- **Task to carry out**
Write out all of the records precisely. Skip anything that is a picture.

- **Records for processing**
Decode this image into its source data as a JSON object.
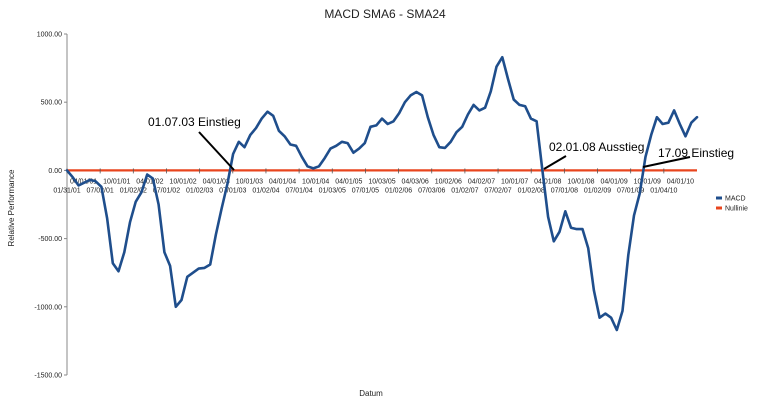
{
  "chart_data": {
    "type": "line",
    "title": "MACD SMA6 - SMA24",
    "xlabel": "Datum",
    "ylabel": "Relative Performance",
    "ylim": [
      -1500,
      1000
    ],
    "yticks": [
      1000,
      500,
      0,
      -500,
      -1000,
      -1500
    ],
    "ytick_labels": [
      "1000.00",
      "500.00",
      "0.00",
      "-500.00",
      "-1000.00",
      "-1500.00"
    ],
    "grid": false,
    "legend_position": "right",
    "x_tick_labels_upper": [
      "04/01/01",
      "10/01/01",
      "04/01/02",
      "10/01/02",
      "04/01/03",
      "10/01/03",
      "04/01/04",
      "10/01/04",
      "04/01/05",
      "10/03/05",
      "04/03/06",
      "10/02/06",
      "04/02/07",
      "10/01/07",
      "04/01/08",
      "10/01/08",
      "04/01/09",
      "10/01/09",
      "04/01/10"
    ],
    "x_tick_labels_lower": [
      "01/31/01",
      "07/02/01",
      "01/02/02",
      "07/01/02",
      "01/02/03",
      "07/01/03",
      "01/02/04",
      "07/01/04",
      "01/03/05",
      "07/01/05",
      "01/02/06",
      "07/03/06",
      "01/02/07",
      "07/02/07",
      "01/02/08",
      "07/01/08",
      "01/02/09",
      "07/01/09",
      "01/04/10"
    ],
    "series": [
      {
        "name": "MACD",
        "color": "#1f4e8c",
        "values": [
          0,
          -50,
          -110,
          -90,
          -70,
          -80,
          -120,
          -350,
          -680,
          -740,
          -600,
          -380,
          -230,
          -160,
          -30,
          -60,
          -250,
          -600,
          -700,
          -1000,
          -950,
          -780,
          -750,
          -720,
          -715,
          -690,
          -470,
          -280,
          -100,
          120,
          210,
          170,
          260,
          310,
          380,
          430,
          400,
          290,
          250,
          190,
          180,
          100,
          30,
          15,
          30,
          90,
          160,
          180,
          210,
          200,
          130,
          160,
          200,
          320,
          330,
          380,
          340,
          360,
          420,
          500,
          550,
          575,
          550,
          390,
          260,
          170,
          165,
          210,
          280,
          320,
          410,
          480,
          440,
          460,
          580,
          760,
          830,
          670,
          520,
          480,
          470,
          380,
          360,
          0,
          -340,
          -520,
          -450,
          -300,
          -420,
          -430,
          -430,
          -570,
          -880,
          -1080,
          -1050,
          -1080,
          -1170,
          -1030,
          -620,
          -330,
          -170,
          100,
          260,
          390,
          340,
          350,
          440,
          340,
          250,
          350,
          390
        ]
      },
      {
        "name": "Nullinie",
        "color": "#e8451e",
        "values": "zero"
      }
    ],
    "annotations": [
      {
        "text": "01.07.03 Einstieg",
        "x_index": 29,
        "y": 0
      },
      {
        "text": "02.01.08 Ausstieg",
        "x_index": 83,
        "y": 0
      },
      {
        "text": "17.09 Einstieg",
        "x_index": 101,
        "y": 0
      }
    ]
  }
}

- **Right answer**
Decode this image into its source data as a JSON object.
{
  "chart_data": {
    "type": "line",
    "title": "MACD SMA6 - SMA24",
    "xlabel": "Datum",
    "ylabel": "Relative Performance",
    "ylim": [
      -1500,
      1000
    ],
    "yticks": [
      1000,
      500,
      0,
      -500,
      -1000,
      -1500
    ],
    "ytick_labels": [
      "1000.00",
      "500.00",
      "0.00",
      "-500.00",
      "-1000.00",
      "-1500.00"
    ],
    "grid": false,
    "legend_position": "right",
    "x_tick_labels_upper": [
      "04/01/01",
      "10/01/01",
      "04/01/02",
      "10/01/02",
      "04/01/03",
      "10/01/03",
      "04/01/04",
      "10/01/04",
      "04/01/05",
      "10/03/05",
      "04/03/06",
      "10/02/06",
      "04/02/07",
      "10/01/07",
      "04/01/08",
      "10/01/08",
      "04/01/09",
      "10/01/09",
      "04/01/10"
    ],
    "x_tick_labels_lower": [
      "01/31/01",
      "07/02/01",
      "01/02/02",
      "07/01/02",
      "01/02/03",
      "07/01/03",
      "01/02/04",
      "07/01/04",
      "01/03/05",
      "07/01/05",
      "01/02/06",
      "07/03/06",
      "01/02/07",
      "07/02/07",
      "01/02/08",
      "07/01/08",
      "01/02/09",
      "07/01/09",
      "01/04/10"
    ],
    "series": [
      {
        "name": "MACD",
        "color": "#1f4e8c",
        "values": [
          0,
          -50,
          -110,
          -90,
          -70,
          -80,
          -120,
          -350,
          -680,
          -740,
          -600,
          -380,
          -230,
          -160,
          -30,
          -60,
          -250,
          -600,
          -700,
          -1000,
          -950,
          -780,
          -750,
          -720,
          -715,
          -690,
          -470,
          -280,
          -100,
          120,
          210,
          170,
          260,
          310,
          380,
          430,
          400,
          290,
          250,
          190,
          180,
          100,
          30,
          15,
          30,
          90,
          160,
          180,
          210,
          200,
          130,
          160,
          200,
          320,
          330,
          380,
          340,
          360,
          420,
          500,
          550,
          575,
          550,
          390,
          260,
          170,
          165,
          210,
          280,
          320,
          410,
          480,
          440,
          460,
          580,
          760,
          830,
          670,
          520,
          480,
          470,
          380,
          360,
          0,
          -340,
          -520,
          -450,
          -300,
          -420,
          -430,
          -430,
          -570,
          -880,
          -1080,
          -1050,
          -1080,
          -1170,
          -1030,
          -620,
          -330,
          -170,
          100,
          260,
          390,
          340,
          350,
          440,
          340,
          250,
          350,
          390
        ]
      },
      {
        "name": "Nullinie",
        "color": "#e8451e",
        "values": "zero"
      }
    ],
    "annotations": [
      {
        "text": "01.07.03 Einstieg",
        "x_index": 29,
        "y": 0
      },
      {
        "text": "02.01.08 Ausstieg",
        "x_index": 83,
        "y": 0
      },
      {
        "text": "17.09 Einstieg",
        "x_index": 101,
        "y": 0
      }
    ]
  }
}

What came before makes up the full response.